Set down the full listing exactly as given. Any pictures are to be left out.

** Start **

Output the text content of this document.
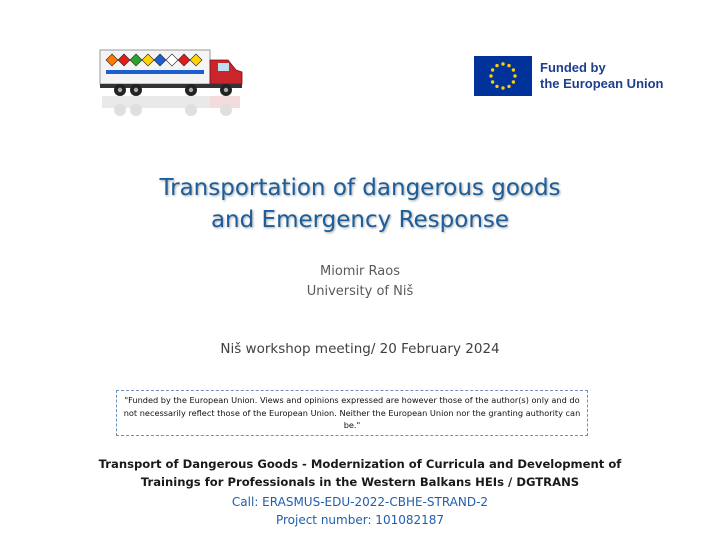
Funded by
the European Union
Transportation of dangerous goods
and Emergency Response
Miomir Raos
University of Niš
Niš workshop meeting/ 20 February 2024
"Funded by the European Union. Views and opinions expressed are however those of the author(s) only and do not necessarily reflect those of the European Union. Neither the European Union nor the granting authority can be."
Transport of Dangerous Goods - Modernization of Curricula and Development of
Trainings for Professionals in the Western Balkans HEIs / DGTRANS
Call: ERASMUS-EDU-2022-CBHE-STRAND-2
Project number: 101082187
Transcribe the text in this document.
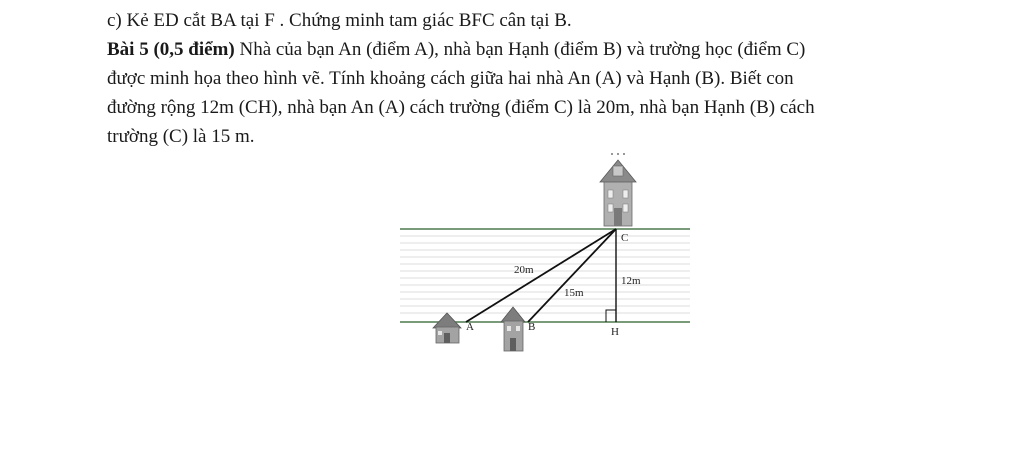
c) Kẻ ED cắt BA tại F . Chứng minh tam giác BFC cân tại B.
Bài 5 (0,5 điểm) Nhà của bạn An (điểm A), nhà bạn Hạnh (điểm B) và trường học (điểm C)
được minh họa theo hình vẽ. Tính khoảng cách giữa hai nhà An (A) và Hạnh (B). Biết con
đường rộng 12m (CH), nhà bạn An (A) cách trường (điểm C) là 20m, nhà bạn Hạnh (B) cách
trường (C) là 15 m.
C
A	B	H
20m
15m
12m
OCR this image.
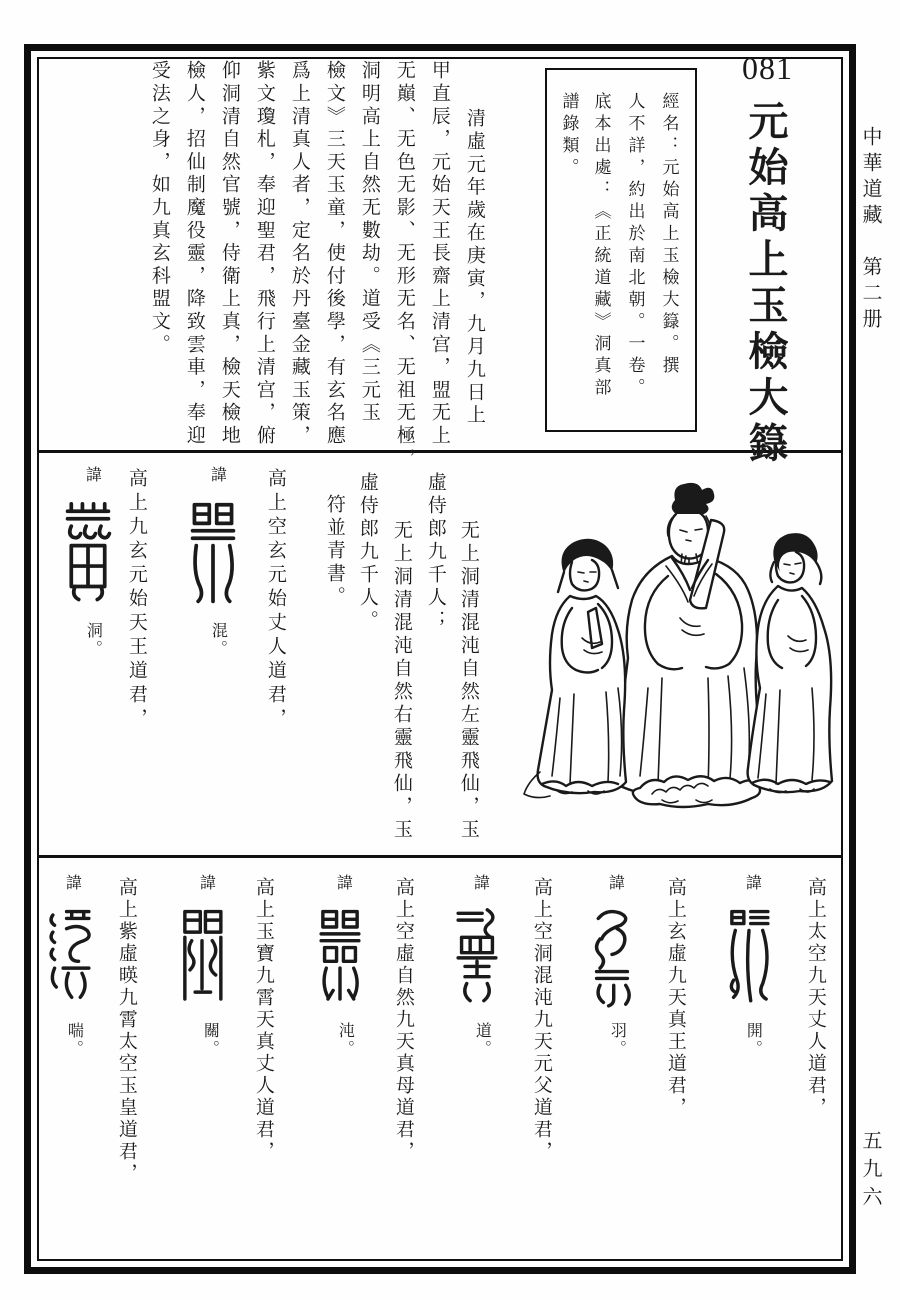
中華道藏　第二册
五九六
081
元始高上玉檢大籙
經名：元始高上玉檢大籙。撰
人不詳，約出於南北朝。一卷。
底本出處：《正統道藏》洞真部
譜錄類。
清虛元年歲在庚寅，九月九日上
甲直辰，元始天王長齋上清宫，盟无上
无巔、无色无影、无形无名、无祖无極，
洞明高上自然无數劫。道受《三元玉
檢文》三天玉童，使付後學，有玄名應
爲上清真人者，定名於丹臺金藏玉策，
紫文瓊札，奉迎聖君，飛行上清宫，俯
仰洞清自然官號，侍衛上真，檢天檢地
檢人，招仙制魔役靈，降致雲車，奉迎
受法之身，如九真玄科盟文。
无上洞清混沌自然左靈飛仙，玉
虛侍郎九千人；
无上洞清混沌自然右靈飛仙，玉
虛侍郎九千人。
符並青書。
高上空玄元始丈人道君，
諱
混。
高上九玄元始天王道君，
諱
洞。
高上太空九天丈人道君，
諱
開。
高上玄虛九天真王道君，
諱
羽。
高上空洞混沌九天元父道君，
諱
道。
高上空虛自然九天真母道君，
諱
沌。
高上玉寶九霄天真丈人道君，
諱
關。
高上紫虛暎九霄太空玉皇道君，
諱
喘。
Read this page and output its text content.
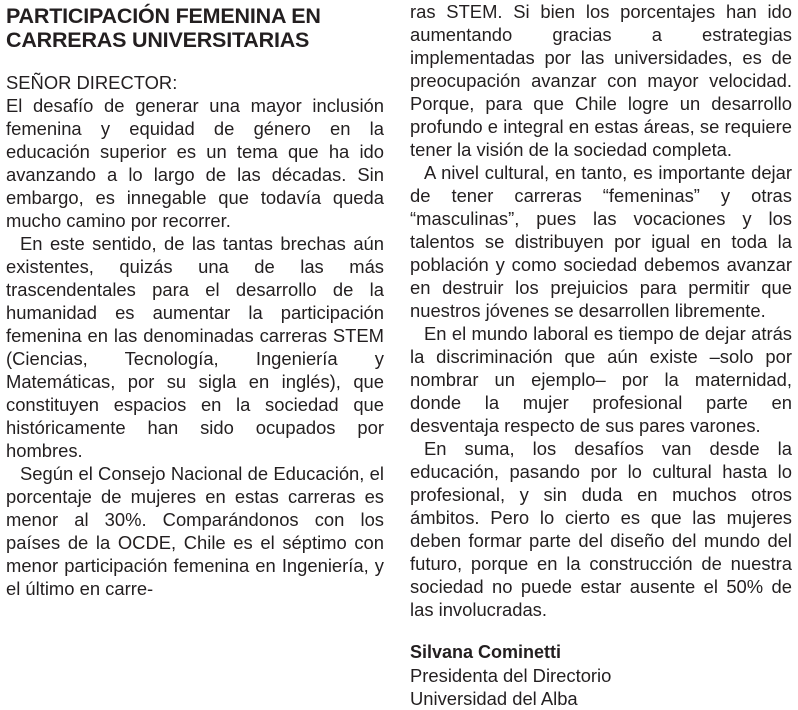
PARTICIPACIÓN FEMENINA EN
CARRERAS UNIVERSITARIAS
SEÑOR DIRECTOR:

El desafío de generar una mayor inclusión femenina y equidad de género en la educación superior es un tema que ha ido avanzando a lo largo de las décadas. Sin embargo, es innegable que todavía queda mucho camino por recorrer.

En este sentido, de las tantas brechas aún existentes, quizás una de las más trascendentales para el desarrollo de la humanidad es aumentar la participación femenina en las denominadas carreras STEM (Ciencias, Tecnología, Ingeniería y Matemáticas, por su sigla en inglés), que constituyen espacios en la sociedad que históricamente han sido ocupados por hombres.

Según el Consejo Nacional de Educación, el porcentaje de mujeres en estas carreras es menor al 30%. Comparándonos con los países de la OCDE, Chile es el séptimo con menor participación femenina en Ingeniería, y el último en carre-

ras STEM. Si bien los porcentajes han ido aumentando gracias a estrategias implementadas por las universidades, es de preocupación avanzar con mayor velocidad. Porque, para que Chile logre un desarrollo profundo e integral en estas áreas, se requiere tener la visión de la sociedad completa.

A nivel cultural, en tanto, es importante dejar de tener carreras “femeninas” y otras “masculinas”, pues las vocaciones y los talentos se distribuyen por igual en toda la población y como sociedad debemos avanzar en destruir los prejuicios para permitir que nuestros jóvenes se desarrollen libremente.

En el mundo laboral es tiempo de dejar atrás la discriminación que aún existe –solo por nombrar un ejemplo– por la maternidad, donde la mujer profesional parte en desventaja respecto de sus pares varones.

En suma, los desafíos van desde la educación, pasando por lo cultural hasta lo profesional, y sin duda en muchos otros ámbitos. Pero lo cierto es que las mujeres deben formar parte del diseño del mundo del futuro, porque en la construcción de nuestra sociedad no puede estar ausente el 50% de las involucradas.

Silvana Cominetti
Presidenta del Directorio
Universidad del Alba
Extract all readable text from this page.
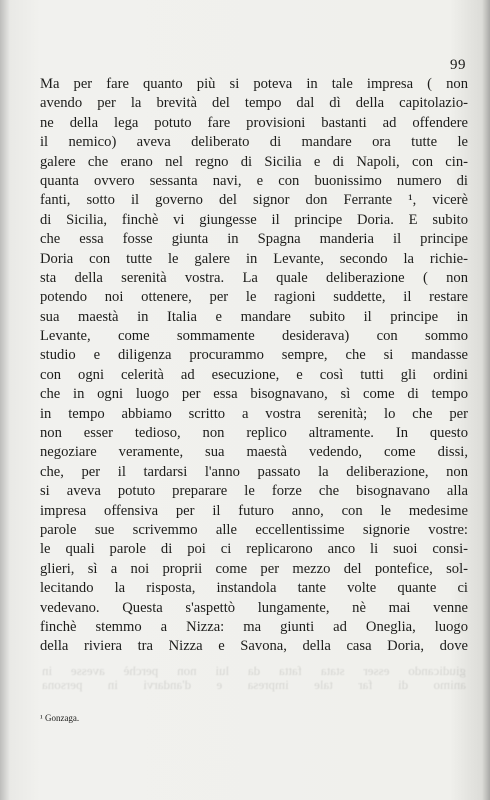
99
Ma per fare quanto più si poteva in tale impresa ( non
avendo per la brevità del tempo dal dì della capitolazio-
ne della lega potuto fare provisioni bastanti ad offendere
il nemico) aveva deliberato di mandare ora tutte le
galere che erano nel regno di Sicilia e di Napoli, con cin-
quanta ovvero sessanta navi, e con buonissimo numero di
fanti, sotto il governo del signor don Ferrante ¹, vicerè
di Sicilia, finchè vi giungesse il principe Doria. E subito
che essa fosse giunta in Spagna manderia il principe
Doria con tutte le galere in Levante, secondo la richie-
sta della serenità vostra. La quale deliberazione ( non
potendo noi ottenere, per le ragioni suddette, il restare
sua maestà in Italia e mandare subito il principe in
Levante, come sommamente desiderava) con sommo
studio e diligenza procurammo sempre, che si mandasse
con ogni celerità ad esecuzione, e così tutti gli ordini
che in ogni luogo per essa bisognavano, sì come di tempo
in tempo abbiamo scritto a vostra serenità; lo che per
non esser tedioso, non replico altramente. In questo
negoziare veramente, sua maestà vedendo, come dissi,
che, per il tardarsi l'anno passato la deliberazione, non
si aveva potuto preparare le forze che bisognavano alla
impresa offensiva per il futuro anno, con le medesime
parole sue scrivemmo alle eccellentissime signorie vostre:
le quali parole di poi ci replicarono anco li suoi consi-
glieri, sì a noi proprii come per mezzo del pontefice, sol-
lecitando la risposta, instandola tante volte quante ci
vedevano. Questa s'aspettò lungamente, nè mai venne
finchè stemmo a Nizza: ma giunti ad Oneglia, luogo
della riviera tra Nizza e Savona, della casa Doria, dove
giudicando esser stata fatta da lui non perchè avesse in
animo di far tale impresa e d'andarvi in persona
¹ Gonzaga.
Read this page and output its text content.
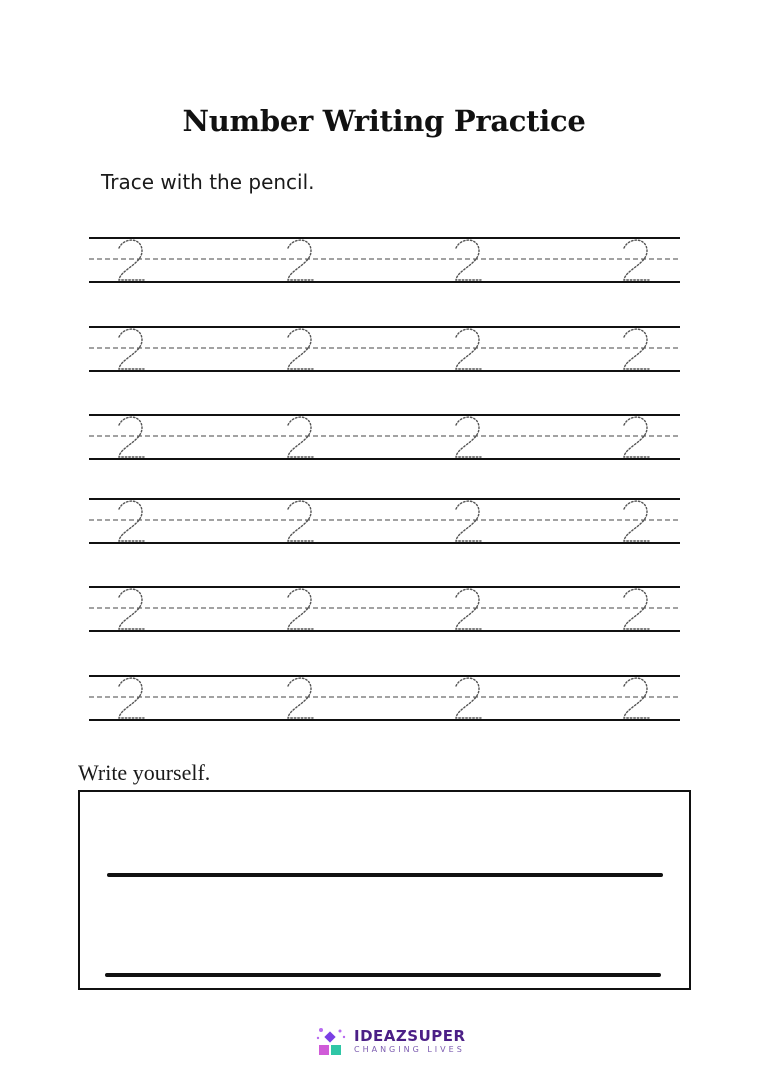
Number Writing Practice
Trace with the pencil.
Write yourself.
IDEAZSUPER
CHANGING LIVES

** End **

# CORRECT RESPONSE:
Output the text content of this document.
Funded by
the European Union
Transportation of dangerous goods
and Emergency Response
Miomir Raos
University of Niš
Niš workshop meeting/ 20 February 2024
"Funded by the European Union. Views and opinions expressed are however those of the author(s) only and do not necessarily reflect those of the European Union. Neither the European Union nor the granting authority can be."
Transport of Dangerous Goods - Modernization of Curricula and Development of
Trainings for Professionals in the Western Balkans HEIs / DGTRANS
Call: ERASMUS-EDU-2022-CBHE-STRAND-2
Project number: 101082187
Transcribe the text in this document.
c) Kẻ ED cắt BA tại F . Chứng minh tam giác BFC cân tại B.
Bài 5 (0,5 điểm) Nhà của bạn An (điểm A), nhà bạn Hạnh (điểm B) và trường học (điểm C)
được minh họa theo hình vẽ. Tính khoảng cách giữa hai nhà An (A) và Hạnh (B). Biết con
đường rộng 12m (CH), nhà bạn An (A) cách trường (điểm C) là 20m, nhà bạn Hạnh (B) cách
trường (C) là 15 m.
C
A	B	H
20m
15m
12m
OCR this image.
中華道藏　第二册
五九六
081
元始高上玉檢大籙
經名：元始高上玉檢大籙。撰
人不詳，約出於南北朝。一卷。
底本出處：《正統道藏》洞真部
譜錄類。
清虛元年歲在庚寅，九月九日上
甲直辰，元始天王長齋上清宫，盟无上
无巔、无色无影、无形无名、无祖无極，
洞明高上自然无數劫。道受《三元玉
檢文》三天玉童，使付後學，有玄名應
爲上清真人者，定名於丹臺金藏玉策，
紫文瓊札，奉迎聖君，飛行上清宫，俯
仰洞清自然官號，侍衛上真，檢天檢地
檢人，招仙制魔役靈，降致雲車，奉迎
受法之身，如九真玄科盟文。
无上洞清混沌自然左靈飛仙，玉
虛侍郎九千人；
无上洞清混沌自然右靈飛仙，玉
虛侍郎九千人。
符並青書。
高上空玄元始丈人道君，
諱
混。
高上九玄元始天王道君，
諱
洞。
高上太空九天丈人道君，
諱
開。
高上玄虛九天真王道君，
諱
羽。
高上空洞混沌九天元父道君，
諱
道。
高上空虛自然九天真母道君，
諱
沌。
高上玉寶九霄天真丈人道君，
諱
關。
高上紫虛暎九霄太空玉皇道君，
諱
喘。
Read this page and output its text content.
PARTICIPACIÓN FEMENINA EN
CARRERAS UNIVERSITARIAS
SEÑOR DIRECTOR:

El desafío de generar una mayor inclusión femenina y equidad de género en la educación superior es un tema que ha ido avanzando a lo largo de las décadas. Sin embargo, es innegable que todavía queda mucho camino por recorrer.

En este sentido, de las tantas brechas aún existentes, quizás una de las más trascendentales para el desarrollo de la humanidad es aumentar la participación femenina en las denominadas carreras STEM (Ciencias, Tecnología, Ingeniería y Matemáticas, por su sigla en inglés), que constituyen espacios en la sociedad que históricamente han sido ocupados por hombres.

Según el Consejo Nacional de Educación, el porcentaje de mujeres en estas carreras es menor al 30%. Comparándonos con los países de la OCDE, Chile es el séptimo con menor participación femenina en Ingeniería, y el último en carre-

ras STEM. Si bien los porcentajes han ido aumentando gracias a estrategias implementadas por las universidades, es de preocupación avanzar con mayor velocidad. Porque, para que Chile logre un desarrollo profundo e integral en estas áreas, se requiere tener la visión de la sociedad completa.

A nivel cultural, en tanto, es importante dejar de tener carreras “femeninas” y otras “masculinas”, pues las vocaciones y los talentos se distribuyen por igual en toda la población y como sociedad debemos avanzar en destruir los prejuicios para permitir que nuestros jóvenes se desarrollen libremente.

En el mundo laboral es tiempo de dejar atrás la discriminación que aún existe –solo por nombrar un ejemplo– por la maternidad, donde la mujer profesional parte en desventaja respecto de sus pares varones.

En suma, los desafíos van desde la educación, pasando por lo cultural hasta lo profesional, y sin duda en muchos otros ámbitos. Pero lo cierto es que las mujeres deben formar parte del diseño del mundo del futuro, porque en la construcción de nuestra sociedad no puede estar ausente el 50% de las involucradas.

Silvana Cominetti
Presidenta del Directorio
Universidad del Alba
Extract all readable text from this page.
99
Ma per fare quanto più si poteva in tale impresa ( non
avendo per la brevità del tempo dal dì della capitolazio-
ne della lega potuto fare provisioni bastanti ad offendere
il nemico) aveva deliberato di mandare ora tutte le
galere che erano nel regno di Sicilia e di Napoli, con cin-
quanta ovvero sessanta navi, e con buonissimo numero di
fanti, sotto il governo del signor don Ferrante ¹, vicerè
di Sicilia, finchè vi giungesse il principe Doria. E subito
che essa fosse giunta in Spagna manderia il principe
Doria con tutte le galere in Levante, secondo la richie-
sta della serenità vostra. La quale deliberazione ( non
potendo noi ottenere, per le ragioni suddette, il restare
sua maestà in Italia e mandare subito il principe in
Levante, come sommamente desiderava) con sommo
studio e diligenza procurammo sempre, che si mandasse
con ogni celerità ad esecuzione, e così tutti gli ordini
che in ogni luogo per essa bisognavano, sì come di tempo
in tempo abbiamo scritto a vostra serenità; lo che per
non esser tedioso, non replico altramente. In questo
negoziare veramente, sua maestà vedendo, come dissi,
che, per il tardarsi l'anno passato la deliberazione, non
si aveva potuto preparare le forze che bisognavano alla
impresa offensiva per il futuro anno, con le medesime
parole sue scrivemmo alle eccellentissime signorie vostre:
le quali parole di poi ci replicarono anco li suoi consi-
glieri, sì a noi proprii come per mezzo del pontefice, sol-
lecitando la risposta, instandola tante volte quante ci
vedevano. Questa s'aspettò lungamente, nè mai venne
finchè stemmo a Nizza: ma giunti ad Oneglia, luogo
della riviera tra Nizza e Savona, della casa Doria, dove
giudicando esser stata fatta da lui non perchè avesse in
animo di far tale impresa e d'andarvi in persona
¹ Gonzaga.
Read this page and output its text content.
Number Writing Practice
Trace with the pencil.
Write yourself.
IDEAZSUPER
CHANGING LIVES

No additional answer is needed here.